## START MATERIAL PROVIDED
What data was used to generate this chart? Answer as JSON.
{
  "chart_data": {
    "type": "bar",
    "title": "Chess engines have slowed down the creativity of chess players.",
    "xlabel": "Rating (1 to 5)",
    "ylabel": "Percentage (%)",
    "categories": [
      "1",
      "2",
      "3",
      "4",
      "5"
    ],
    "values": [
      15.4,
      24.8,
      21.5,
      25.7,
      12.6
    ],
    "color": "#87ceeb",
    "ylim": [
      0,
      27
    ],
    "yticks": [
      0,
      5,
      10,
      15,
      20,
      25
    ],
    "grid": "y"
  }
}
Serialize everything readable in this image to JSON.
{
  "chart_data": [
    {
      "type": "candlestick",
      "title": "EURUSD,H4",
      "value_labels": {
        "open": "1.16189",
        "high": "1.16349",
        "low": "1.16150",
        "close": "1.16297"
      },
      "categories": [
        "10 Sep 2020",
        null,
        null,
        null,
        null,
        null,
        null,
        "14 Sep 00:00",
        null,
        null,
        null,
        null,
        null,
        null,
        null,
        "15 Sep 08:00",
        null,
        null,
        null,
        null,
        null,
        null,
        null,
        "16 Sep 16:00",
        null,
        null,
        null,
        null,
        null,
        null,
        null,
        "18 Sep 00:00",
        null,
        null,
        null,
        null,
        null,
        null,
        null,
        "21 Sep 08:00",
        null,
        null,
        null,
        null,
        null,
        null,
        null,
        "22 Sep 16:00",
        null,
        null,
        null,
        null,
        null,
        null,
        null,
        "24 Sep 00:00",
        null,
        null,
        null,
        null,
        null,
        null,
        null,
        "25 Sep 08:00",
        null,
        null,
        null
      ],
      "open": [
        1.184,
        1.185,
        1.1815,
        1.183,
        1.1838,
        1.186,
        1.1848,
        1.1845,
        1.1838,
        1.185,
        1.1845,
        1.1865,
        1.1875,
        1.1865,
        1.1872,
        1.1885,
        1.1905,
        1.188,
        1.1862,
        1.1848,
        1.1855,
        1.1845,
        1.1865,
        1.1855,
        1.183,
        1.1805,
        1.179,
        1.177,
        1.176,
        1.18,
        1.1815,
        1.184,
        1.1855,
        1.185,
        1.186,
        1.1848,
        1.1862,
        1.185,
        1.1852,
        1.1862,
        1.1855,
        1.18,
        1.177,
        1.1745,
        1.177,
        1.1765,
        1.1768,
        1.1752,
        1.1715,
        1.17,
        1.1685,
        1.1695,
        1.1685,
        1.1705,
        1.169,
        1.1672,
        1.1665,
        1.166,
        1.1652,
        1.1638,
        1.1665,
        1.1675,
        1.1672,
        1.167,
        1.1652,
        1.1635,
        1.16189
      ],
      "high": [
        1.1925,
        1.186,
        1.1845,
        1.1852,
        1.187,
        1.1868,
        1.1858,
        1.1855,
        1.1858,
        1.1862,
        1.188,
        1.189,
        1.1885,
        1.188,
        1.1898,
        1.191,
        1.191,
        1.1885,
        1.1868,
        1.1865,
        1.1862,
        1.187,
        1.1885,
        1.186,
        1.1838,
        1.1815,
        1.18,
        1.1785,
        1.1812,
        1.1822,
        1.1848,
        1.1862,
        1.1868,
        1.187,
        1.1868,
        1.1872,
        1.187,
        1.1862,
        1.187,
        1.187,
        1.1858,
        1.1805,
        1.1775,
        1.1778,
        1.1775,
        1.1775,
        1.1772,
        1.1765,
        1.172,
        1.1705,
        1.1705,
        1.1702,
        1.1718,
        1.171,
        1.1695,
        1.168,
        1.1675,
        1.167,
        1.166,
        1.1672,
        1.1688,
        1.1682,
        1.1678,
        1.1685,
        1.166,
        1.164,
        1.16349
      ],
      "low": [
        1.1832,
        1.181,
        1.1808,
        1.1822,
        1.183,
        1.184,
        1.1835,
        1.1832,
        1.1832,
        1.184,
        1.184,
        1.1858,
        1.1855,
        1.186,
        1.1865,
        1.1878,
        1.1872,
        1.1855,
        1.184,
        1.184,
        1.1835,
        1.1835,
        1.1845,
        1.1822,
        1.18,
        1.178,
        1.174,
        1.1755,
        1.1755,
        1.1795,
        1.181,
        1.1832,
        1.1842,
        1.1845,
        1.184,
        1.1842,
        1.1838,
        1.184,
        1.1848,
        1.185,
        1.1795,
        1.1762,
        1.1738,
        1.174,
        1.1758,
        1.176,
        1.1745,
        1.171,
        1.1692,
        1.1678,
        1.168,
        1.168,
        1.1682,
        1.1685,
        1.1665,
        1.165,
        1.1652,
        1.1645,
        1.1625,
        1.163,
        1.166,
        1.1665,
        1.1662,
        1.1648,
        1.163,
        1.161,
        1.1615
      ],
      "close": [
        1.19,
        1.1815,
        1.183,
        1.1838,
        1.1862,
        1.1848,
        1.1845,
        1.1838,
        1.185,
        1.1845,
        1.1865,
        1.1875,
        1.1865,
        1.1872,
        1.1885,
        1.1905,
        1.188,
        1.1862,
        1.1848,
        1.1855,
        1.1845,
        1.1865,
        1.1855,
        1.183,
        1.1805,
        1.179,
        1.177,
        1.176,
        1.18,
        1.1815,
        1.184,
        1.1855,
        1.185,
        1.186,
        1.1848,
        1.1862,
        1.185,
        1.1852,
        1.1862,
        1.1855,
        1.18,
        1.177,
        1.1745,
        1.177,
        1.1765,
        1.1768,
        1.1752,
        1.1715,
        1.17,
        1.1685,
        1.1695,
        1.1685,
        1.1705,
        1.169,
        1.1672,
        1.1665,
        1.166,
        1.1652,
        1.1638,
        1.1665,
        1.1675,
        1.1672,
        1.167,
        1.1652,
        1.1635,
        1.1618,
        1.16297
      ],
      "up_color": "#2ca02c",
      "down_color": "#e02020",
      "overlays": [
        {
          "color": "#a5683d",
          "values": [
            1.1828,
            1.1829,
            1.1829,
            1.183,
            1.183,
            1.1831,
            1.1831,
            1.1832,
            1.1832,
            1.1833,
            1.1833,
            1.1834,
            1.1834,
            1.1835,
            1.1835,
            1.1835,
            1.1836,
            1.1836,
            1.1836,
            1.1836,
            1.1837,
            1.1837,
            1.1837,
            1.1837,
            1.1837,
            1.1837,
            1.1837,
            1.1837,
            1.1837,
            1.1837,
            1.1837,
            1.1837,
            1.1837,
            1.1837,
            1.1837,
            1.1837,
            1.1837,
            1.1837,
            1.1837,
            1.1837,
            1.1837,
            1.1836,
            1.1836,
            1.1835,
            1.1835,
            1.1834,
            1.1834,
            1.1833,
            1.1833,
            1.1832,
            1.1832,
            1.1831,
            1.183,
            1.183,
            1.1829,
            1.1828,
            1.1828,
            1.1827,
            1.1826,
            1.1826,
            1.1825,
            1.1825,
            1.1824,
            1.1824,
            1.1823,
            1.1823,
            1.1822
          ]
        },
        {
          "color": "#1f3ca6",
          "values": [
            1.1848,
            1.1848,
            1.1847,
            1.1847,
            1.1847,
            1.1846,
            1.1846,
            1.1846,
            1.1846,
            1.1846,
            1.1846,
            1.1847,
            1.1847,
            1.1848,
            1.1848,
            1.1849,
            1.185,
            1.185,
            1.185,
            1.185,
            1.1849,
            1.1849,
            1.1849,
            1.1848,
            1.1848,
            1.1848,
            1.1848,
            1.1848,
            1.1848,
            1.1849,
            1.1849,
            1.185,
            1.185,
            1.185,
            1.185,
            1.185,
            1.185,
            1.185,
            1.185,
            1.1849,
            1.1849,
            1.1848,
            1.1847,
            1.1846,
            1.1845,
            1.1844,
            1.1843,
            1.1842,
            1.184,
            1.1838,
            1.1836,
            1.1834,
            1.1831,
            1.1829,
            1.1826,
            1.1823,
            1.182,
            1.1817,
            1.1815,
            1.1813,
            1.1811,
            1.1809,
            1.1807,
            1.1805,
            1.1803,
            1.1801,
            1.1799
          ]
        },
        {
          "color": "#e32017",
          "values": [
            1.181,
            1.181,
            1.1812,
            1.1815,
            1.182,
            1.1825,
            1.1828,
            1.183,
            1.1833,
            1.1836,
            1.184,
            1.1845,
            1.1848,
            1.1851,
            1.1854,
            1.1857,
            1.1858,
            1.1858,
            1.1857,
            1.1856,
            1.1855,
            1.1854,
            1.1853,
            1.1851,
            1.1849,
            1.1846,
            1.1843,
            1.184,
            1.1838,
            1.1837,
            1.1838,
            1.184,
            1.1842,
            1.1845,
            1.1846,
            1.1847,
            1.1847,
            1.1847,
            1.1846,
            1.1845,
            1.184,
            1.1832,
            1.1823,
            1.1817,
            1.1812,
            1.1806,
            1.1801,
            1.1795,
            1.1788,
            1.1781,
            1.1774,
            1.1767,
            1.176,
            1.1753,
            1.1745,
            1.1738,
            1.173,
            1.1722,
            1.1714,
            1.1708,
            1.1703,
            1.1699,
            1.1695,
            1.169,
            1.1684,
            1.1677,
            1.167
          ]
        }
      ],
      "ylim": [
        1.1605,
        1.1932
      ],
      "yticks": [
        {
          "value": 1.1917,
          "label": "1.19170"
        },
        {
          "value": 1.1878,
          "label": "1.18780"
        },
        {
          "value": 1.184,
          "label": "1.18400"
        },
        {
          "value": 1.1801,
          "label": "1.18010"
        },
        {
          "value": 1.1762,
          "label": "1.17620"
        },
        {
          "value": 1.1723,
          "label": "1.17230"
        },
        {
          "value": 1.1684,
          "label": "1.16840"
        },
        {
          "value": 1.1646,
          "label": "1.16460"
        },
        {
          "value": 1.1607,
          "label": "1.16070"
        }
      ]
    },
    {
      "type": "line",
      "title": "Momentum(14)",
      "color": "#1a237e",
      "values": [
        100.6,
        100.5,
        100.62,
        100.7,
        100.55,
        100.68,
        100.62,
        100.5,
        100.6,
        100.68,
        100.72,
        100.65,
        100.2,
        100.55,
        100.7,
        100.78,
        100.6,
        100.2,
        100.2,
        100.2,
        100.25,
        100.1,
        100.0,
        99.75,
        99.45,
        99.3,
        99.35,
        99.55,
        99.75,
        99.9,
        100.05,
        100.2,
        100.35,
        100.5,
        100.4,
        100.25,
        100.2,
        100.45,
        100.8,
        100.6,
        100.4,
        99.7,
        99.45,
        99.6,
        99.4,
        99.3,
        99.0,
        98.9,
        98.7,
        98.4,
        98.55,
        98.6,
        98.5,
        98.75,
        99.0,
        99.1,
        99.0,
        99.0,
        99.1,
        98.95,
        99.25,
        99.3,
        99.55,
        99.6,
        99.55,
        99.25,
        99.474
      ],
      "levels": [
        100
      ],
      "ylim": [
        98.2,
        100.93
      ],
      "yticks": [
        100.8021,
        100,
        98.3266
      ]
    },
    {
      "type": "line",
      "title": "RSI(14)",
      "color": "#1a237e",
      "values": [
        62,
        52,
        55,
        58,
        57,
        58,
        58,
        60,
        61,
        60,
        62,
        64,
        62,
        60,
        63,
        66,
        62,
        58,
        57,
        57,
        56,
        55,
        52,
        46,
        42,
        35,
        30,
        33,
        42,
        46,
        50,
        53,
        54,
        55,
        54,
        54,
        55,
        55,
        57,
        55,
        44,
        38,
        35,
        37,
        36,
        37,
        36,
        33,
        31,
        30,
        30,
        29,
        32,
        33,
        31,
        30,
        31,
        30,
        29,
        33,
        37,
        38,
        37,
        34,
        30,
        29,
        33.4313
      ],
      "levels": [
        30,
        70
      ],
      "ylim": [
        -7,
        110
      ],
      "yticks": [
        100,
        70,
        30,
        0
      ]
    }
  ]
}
## END MATERIAL PROVIDED
TASK INSTRUCTIONS:
Find each line in the records holding the string "title" and show it.

WORKED ANSWER:
    "title": "Chess engines have slowed down the creativity of chess players.",
      "title": "EURUSD,H4",
      "title": "Momentum(14)",
      "title": "RSI(14)",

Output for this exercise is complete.